Your tasks —
1 > In the passage on maternal first-aid knowledge, reproduce the part that opens with the words "One of the simple" and closes with "mouth-to-mouth resuscitation (18).", substituting "sedation" for "anesthesia".
2 > Write the next part of the passage on maternal first-aid knowledge, beginning after its final sentence.

Document extract —
----

According to the results from a study, 51.4% of mothers offered water to choking person. Moreover, 29% of mothers were reported to gently tap the baby on the back with the head down and the chest up. Some mothers were observed to give the baby bananas or just hit him on the head and chest. In addition, 37.9% of women were found to believe in using salt water for inducing vomiting in case of any type of poisoning, regardless of its nature. Some mothers also argued that soapy water, egg whites, or mustard powder had proved useful for vomiting in cases of suffocation. The study concluded that mothers had poor knowledge about first aid for children aged under 15 years (13).

It is noteworthy that in this study, mothers were found to have limited knowledge about the Heimlich maneuver, which highlighted the importance education about this issue. When caregivers suspect choking or witness it, they should take immediate action, call the emergency room, and seek help if necessary. At the same time, they should perform basic life-saving maneuvers – the Heimlich maneuver, in particular (14-16). Choking could be managed in children over one year by performing first aid and combining back blow and abdominal thrust. Abdominal thrust is called the Heimlich maneuver, which has proven an effective intervention in removing a foreign object from the airway (17).

One of the simple maneuvers to open the airway and lift the patient's tongue is to perform the maneuver head tilt – chin lift, provided that the individual suffers no head or neck injury. Head-tilt–chin-lift technique has been found to be effective in opening the airway in 90.8% of patients who receive anesthesia and mouth-to-mouth resuscitation (18).

The knowledge of parents and caregivers about first aid is vital because it has been confirmed that appropriate first aid can significantly improve recovery. Therefore, possessing the required knowledge and skills to administer first aid before taking an injured child to the hospital is essential (9). The American Academy of Pediatrics offers first aid and resuscitation training for parents, teachers, and caregivers (14).

In addition, some mothers have been reported to have extremely limited knowledge about first aid despite their prior claim about possessing complete knowledge about this issue. These conflicting claims could be due to the fact that their knowledge is not often updated. In our study, therefore, it was suggested that health centers should update mothers' knowledge about first aid at various, regular intervals.

----

Information supplied —
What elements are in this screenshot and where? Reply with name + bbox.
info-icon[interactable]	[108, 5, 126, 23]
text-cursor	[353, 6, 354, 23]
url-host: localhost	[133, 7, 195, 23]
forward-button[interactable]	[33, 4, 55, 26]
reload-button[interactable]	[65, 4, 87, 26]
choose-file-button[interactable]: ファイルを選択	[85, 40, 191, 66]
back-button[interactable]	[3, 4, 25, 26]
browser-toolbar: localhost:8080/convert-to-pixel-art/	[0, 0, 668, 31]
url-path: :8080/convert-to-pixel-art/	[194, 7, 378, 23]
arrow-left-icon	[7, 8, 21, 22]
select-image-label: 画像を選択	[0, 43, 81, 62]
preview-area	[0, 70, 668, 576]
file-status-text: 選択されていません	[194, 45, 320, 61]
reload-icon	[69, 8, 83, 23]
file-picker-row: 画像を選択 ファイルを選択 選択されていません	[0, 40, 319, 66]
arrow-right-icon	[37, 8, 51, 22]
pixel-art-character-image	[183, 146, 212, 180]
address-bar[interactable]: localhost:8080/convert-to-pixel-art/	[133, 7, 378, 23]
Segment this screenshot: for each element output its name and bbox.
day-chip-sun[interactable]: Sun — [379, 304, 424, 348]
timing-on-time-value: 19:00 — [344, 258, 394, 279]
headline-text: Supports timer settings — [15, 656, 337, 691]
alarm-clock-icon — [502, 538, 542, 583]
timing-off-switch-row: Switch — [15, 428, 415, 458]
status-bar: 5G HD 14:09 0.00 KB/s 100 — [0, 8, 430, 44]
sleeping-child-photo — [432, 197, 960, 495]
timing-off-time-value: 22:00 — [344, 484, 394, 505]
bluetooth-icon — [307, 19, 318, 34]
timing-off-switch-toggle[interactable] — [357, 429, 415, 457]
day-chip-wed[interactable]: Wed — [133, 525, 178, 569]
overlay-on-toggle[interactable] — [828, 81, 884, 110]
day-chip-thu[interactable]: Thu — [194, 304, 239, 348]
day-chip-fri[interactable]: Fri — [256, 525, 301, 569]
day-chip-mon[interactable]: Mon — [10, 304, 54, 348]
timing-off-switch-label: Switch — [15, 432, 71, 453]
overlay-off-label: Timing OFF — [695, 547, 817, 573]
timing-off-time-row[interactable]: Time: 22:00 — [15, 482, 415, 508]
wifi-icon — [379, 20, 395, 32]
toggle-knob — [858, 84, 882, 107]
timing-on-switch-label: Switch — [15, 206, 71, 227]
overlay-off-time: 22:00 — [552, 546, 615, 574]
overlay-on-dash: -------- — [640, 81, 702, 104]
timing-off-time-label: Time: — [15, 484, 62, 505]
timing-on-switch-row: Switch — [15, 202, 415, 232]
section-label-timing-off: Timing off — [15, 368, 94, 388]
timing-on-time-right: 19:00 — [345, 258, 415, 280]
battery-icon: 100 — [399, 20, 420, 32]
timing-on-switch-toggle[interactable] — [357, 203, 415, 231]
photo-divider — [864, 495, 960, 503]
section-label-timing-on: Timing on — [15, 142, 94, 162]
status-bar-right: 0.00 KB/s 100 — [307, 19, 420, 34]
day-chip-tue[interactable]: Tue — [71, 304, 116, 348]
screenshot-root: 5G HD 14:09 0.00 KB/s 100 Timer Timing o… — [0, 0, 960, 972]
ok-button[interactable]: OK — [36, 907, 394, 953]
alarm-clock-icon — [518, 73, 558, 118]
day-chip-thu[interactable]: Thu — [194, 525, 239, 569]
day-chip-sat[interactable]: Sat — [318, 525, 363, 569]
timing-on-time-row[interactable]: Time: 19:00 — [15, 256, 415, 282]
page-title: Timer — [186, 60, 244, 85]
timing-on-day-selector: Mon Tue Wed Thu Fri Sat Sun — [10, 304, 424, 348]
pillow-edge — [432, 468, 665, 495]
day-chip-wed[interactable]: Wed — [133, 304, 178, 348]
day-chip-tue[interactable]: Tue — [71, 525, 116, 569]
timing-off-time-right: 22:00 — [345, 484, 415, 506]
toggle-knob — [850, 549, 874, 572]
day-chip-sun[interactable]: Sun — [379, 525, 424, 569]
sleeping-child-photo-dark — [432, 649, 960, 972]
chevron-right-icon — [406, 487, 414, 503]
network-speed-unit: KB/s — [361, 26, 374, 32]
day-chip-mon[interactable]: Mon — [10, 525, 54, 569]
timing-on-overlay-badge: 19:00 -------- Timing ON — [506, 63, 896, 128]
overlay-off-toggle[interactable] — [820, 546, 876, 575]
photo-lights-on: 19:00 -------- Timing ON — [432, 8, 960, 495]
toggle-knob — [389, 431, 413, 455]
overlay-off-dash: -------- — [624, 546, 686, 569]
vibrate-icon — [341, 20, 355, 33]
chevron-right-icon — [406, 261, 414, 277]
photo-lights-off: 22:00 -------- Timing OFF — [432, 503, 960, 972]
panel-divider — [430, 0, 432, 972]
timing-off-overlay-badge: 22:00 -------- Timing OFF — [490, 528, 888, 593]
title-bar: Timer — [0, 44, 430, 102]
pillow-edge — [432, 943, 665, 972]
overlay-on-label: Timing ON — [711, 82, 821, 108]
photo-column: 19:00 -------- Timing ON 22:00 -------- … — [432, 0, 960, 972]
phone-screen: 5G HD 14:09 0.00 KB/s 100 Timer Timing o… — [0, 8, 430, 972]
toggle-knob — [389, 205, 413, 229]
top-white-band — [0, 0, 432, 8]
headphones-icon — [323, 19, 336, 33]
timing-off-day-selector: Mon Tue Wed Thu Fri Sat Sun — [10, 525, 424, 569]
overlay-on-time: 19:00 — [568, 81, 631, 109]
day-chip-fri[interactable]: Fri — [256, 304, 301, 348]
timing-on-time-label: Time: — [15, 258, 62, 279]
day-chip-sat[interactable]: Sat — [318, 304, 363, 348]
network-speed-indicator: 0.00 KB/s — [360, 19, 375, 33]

----

Exercise results —
1 >
One of the simple maneuvers to open the airway and lift the patient's tongue is to perform the maneuver head tilt – chin lift, provided that the individual suffers no head or neck injury. Head-tilt–chin-lift technique has been found to be effective in opening the airway in 90.8% of patients who receive sedation and mouth-to-mouth resuscitation (18).

2 >
Taking into account the importance and standardization of choking handling in children, as well as the best way to offer education about performing proper maneuvers in this issue, it was also recommended that the guidelines and public bulletins should be used for dealing with choking children. It is worth mentioning that using guidelines and public bulletins in medical emergent situations has been documented to be very useful for parents and first aid caregivers to prevent taking delayed measures. Performing proper maneuvers, using medical modalities, and improving management skills to handle the difficult medical situations (eg, prescribing antibiotics) (19) have also been detected especially effective when dealing with choking children.

#### 5.1. Limitation

The impossibility of conducting random sampling in health centers was the major limitation of this study. Another limitation was imposed due to performing the convenience sampling since most of the mothers' contact numbers recorded in the health centers were wrong or were no longer contactable, some mothers were unwilling to participate in the study, and some failed to use WhatsApp software for receiving the educational materials. This limitation may have added a bias to our estimation of our target community’s actual knowledge.

#### 5.2. Conclusions

It was concluded that choking-focused video education may have improved mothers’ knowledge of the risk factors and the way to deal with choking children. Since mothers are the main providers of childcare, it was highly recommended that their level of knowledge about issues such as risk factors involved in choking and methods for managing obstructed airway should be assessed based on the age of the child and, accordingly, offering education about these issues should be added to duties of health centers.